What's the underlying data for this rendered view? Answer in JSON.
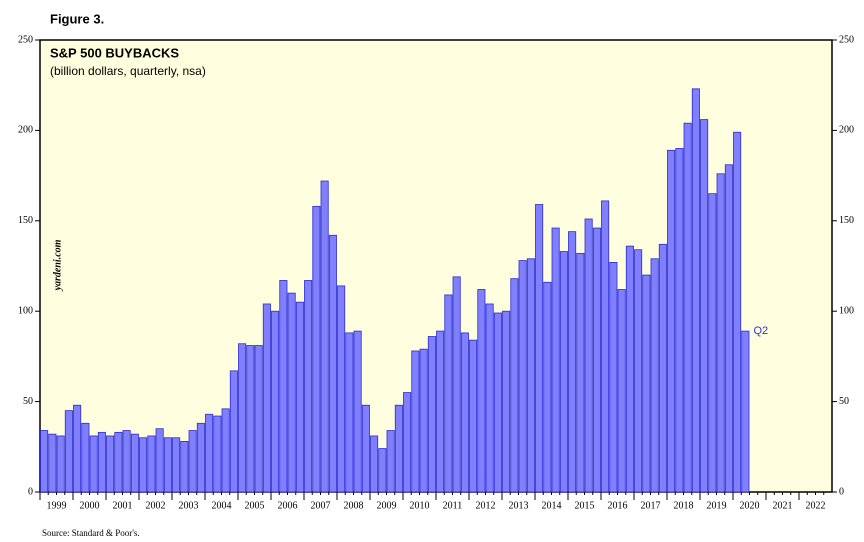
{
  "figure_label": "Figure 3.",
  "source": "Source: Standard & Poor's.",
  "watermark": "yardeni.com",
  "chart_data": {
    "type": "bar",
    "title": "S&P 500 BUYBACKS",
    "subtitle": "(billion dollars, quarterly, nsa)",
    "years": [
      "1999",
      "2000",
      "2001",
      "2002",
      "2003",
      "2004",
      "2005",
      "2006",
      "2007",
      "2008",
      "2009",
      "2010",
      "2011",
      "2012",
      "2013",
      "2014",
      "2015",
      "2016",
      "2017",
      "2018",
      "2019",
      "2020",
      "2021",
      "2022"
    ],
    "values": [
      34,
      32,
      31,
      45,
      48,
      38,
      31,
      33,
      31,
      33,
      34,
      32,
      30,
      31,
      35,
      30,
      30,
      28,
      34,
      38,
      43,
      42,
      46,
      67,
      82,
      81,
      81,
      104,
      100,
      117,
      110,
      105,
      117,
      158,
      172,
      142,
      114,
      88,
      89,
      48,
      31,
      24,
      34,
      48,
      55,
      78,
      79,
      86,
      89,
      109,
      119,
      88,
      84,
      112,
      104,
      99,
      100,
      118,
      128,
      129,
      159,
      116,
      146,
      133,
      144,
      132,
      151,
      146,
      161,
      127,
      112,
      136,
      134,
      120,
      129,
      137,
      189,
      190,
      204,
      223,
      206,
      165,
      176,
      181,
      199,
      89
    ],
    "color": "#8080ff",
    "annotation": "Q2",
    "ylim": [
      0,
      250
    ],
    "yticks": [
      0,
      50,
      100,
      150,
      200,
      250
    ]
  }
}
***
DO THIS
Omit the pictures and give the material again, exactly and in full.

ANSWER TO THE EXERCISE
What's the underlying data for this rendered view? Answer in JSON.
{
  "figure_label": "Figure 3.",
  "source": "Source: Standard & Poor's.",
  "watermark": "yardeni.com",
  "chart_data": {
    "type": "bar",
    "title": "S&P 500 BUYBACKS",
    "subtitle": "(billion dollars, quarterly, nsa)",
    "years": [
      "1999",
      "2000",
      "2001",
      "2002",
      "2003",
      "2004",
      "2005",
      "2006",
      "2007",
      "2008",
      "2009",
      "2010",
      "2011",
      "2012",
      "2013",
      "2014",
      "2015",
      "2016",
      "2017",
      "2018",
      "2019",
      "2020",
      "2021",
      "2022"
    ],
    "values": [
      34,
      32,
      31,
      45,
      48,
      38,
      31,
      33,
      31,
      33,
      34,
      32,
      30,
      31,
      35,
      30,
      30,
      28,
      34,
      38,
      43,
      42,
      46,
      67,
      82,
      81,
      81,
      104,
      100,
      117,
      110,
      105,
      117,
      158,
      172,
      142,
      114,
      88,
      89,
      48,
      31,
      24,
      34,
      48,
      55,
      78,
      79,
      86,
      89,
      109,
      119,
      88,
      84,
      112,
      104,
      99,
      100,
      118,
      128,
      129,
      159,
      116,
      146,
      133,
      144,
      132,
      151,
      146,
      161,
      127,
      112,
      136,
      134,
      120,
      129,
      137,
      189,
      190,
      204,
      223,
      206,
      165,
      176,
      181,
      199,
      89
    ],
    "color": "#8080ff",
    "annotation": "Q2",
    "ylim": [
      0,
      250
    ],
    "yticks": [
      0,
      50,
      100,
      150,
      200,
      250
    ]
  }
}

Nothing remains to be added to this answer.